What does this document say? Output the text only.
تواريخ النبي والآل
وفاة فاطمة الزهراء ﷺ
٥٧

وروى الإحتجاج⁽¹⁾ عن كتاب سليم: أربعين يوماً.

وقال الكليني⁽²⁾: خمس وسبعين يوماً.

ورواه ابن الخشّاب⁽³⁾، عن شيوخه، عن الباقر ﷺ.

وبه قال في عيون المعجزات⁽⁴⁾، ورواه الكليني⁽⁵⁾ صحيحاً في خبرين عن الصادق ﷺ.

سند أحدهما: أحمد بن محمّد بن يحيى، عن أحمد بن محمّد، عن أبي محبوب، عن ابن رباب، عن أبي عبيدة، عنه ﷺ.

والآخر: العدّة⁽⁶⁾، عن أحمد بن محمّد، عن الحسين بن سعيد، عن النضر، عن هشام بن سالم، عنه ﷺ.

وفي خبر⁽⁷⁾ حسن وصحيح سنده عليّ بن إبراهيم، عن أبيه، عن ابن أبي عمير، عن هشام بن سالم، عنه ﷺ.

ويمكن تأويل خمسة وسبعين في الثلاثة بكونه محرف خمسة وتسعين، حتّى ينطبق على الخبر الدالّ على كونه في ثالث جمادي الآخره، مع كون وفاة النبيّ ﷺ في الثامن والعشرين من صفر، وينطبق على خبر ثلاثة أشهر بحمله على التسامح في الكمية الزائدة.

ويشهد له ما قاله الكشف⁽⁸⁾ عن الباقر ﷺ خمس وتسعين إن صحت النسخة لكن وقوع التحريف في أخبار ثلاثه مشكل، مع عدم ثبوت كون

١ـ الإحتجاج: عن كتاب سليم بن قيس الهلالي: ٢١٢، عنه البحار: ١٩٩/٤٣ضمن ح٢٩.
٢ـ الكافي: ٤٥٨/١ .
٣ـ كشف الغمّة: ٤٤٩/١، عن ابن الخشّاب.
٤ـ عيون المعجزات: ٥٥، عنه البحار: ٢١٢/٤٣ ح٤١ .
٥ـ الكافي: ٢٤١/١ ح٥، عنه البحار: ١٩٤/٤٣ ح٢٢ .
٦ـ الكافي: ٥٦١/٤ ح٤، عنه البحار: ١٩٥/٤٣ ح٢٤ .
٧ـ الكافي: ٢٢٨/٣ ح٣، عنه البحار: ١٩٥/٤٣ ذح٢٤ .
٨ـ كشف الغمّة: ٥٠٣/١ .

### Task requirements:
Repeat all of the records above exactly as written.

### Task response:
What does this document say? Output the text only.
تواريخ النبي والآل
وفاة فاطمة الزهراء ﷺ
٥٧

وروى الإحتجاج⁽¹⁾ عن كتاب سليم: أربعين يوماً.

وقال الكليني⁽²⁾: خمس وسبعين يوماً.

ورواه ابن الخشّاب⁽³⁾، عن شيوخه، عن الباقر ﷺ.

وبه قال في عيون المعجزات⁽⁴⁾، ورواه الكليني⁽⁵⁾ صحيحاً في خبرين عن الصادق ﷺ.

سند أحدهما: أحمد بن محمّد بن يحيى، عن أحمد بن محمّد، عن أبي محبوب، عن ابن رباب، عن أبي عبيدة، عنه ﷺ.

والآخر: العدّة⁽⁶⁾، عن أحمد بن محمّد، عن الحسين بن سعيد، عن النضر، عن هشام بن سالم، عنه ﷺ.

وفي خبر⁽⁷⁾ حسن وصحيح سنده عليّ بن إبراهيم، عن أبيه، عن ابن أبي عمير، عن هشام بن سالم، عنه ﷺ.

ويمكن تأويل خمسة وسبعين في الثلاثة بكونه محرف خمسة وتسعين، حتّى ينطبق على الخبر الدالّ على كونه في ثالث جمادي الآخره، مع كون وفاة النبيّ ﷺ في الثامن والعشرين من صفر، وينطبق على خبر ثلاثة أشهر بحمله على التسامح في الكمية الزائدة.

ويشهد له ما قاله الكشف⁽⁸⁾ عن الباقر ﷺ خمس وتسعين إن صحت النسخة لكن وقوع التحريف في أخبار ثلاثه مشكل، مع عدم ثبوت كون

١ـ الإحتجاج: عن كتاب سليم بن قيس الهلالي: ٢١٢، عنه البحار: ١٩٩/٤٣ضمن ح٢٩.
٢ـ الكافي: ٤٥٨/١ .
٣ـ كشف الغمّة: ٤٤٩/١، عن ابن الخشّاب.
٤ـ عيون المعجزات: ٥٥، عنه البحار: ٢١٢/٤٣ ح٤١ .
٥ـ الكافي: ٢٤١/١ ح٥، عنه البحار: ١٩٤/٤٣ ح٢٢ .
٦ـ الكافي: ٥٦١/٤ ح٤، عنه البحار: ١٩٥/٤٣ ح٢٤ .
٧ـ الكافي: ٢٢٨/٣ ح٣، عنه البحار: ١٩٥/٤٣ ذح٢٤ .
٨ـ كشف الغمّة: ٥٠٣/١ .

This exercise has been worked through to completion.